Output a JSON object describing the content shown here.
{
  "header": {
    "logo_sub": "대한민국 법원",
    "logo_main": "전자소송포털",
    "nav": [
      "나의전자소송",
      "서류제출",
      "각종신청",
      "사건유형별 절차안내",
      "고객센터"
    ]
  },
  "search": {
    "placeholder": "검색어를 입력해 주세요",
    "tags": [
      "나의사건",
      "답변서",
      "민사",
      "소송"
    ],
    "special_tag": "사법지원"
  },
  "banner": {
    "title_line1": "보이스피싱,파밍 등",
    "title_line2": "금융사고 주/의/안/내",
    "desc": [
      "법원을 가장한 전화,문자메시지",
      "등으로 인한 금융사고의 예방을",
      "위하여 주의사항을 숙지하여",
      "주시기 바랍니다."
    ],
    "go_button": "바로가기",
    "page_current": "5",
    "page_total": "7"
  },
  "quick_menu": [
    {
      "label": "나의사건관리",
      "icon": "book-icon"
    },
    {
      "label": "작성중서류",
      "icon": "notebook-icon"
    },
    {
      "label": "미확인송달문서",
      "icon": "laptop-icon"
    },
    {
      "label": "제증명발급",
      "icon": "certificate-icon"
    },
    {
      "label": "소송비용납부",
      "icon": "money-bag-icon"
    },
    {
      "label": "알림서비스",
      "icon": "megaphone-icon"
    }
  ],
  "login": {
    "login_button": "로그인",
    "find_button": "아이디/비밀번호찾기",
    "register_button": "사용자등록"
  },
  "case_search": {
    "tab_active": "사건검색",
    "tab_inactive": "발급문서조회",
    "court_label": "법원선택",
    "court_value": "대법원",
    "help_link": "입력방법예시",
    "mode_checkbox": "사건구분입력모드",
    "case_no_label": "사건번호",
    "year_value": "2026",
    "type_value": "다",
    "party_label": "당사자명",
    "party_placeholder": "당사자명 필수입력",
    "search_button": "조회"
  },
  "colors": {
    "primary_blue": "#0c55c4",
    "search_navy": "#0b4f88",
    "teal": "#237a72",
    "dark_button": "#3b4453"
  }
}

**INSTRUCTIONS FOR THE TASK:**
Keep only the lines that hold the string "당사자명", and copy them out.

**RESPONSE TO THE TASK:**
    "party_label": "당사자명",
    "party_placeholder": "당사자명 필수입력",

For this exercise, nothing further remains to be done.